#### [Written request]
Return all lines in the material below that contain "username".

◆ ◆ ◆ ◆

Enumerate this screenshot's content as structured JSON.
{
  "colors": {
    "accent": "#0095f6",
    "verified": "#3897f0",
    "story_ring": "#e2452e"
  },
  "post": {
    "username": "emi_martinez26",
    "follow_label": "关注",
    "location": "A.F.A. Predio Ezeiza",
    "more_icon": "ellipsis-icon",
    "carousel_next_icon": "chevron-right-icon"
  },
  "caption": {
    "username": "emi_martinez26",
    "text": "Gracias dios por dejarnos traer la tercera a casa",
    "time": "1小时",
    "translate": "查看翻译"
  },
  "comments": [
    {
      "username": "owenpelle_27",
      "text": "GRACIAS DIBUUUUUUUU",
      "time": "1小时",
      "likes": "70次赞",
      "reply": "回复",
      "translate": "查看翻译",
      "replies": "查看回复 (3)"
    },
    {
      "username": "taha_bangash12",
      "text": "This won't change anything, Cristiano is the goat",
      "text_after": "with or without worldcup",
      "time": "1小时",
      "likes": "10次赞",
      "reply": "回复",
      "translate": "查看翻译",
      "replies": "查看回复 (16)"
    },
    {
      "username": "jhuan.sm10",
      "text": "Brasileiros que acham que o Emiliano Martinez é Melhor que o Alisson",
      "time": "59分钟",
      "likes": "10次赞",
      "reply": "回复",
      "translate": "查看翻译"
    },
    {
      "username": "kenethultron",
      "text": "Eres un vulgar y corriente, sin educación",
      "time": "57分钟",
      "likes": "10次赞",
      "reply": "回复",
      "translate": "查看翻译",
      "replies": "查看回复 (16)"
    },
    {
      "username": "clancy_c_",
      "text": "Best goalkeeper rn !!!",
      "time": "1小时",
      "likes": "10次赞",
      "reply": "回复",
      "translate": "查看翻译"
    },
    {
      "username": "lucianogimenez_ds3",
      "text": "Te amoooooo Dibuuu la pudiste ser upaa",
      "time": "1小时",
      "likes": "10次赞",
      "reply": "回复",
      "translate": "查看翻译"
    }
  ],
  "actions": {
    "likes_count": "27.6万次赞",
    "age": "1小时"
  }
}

◆ ◆ ◆ ◆

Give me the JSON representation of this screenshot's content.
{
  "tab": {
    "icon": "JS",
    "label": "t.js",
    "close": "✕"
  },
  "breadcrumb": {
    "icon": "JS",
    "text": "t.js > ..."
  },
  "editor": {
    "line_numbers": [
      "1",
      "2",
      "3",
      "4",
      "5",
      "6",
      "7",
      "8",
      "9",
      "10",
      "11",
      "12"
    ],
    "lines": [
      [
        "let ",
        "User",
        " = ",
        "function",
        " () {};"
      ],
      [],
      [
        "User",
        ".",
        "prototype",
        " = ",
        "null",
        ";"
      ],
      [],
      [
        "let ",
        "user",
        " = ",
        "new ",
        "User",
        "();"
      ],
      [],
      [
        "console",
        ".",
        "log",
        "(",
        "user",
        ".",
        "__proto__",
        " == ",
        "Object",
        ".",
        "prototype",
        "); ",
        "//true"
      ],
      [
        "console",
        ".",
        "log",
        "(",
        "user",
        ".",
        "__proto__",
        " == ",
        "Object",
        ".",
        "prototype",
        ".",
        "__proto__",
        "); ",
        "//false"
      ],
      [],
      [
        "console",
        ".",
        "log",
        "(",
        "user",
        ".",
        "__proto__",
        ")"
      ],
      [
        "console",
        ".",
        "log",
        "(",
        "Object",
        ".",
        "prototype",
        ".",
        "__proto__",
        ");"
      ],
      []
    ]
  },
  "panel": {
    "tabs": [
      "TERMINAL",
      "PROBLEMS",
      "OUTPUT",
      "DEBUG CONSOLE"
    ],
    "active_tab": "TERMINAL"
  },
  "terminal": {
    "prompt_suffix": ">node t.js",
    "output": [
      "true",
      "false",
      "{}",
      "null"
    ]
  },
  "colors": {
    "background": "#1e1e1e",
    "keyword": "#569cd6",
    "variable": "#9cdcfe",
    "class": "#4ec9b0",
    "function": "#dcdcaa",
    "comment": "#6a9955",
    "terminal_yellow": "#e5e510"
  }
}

◆ ◆ ◆ ◆

#### [Result for this exercise]
    "username": "emi_martinez26",
    "username": "emi_martinez26",
      "username": "owenpelle_27",
      "username": "taha_bangash12",
      "username": "jhuan.sm10",
      "username": "kenethultron",
      "username": "clancy_c_",
      "username": "lucianogimenez_ds3",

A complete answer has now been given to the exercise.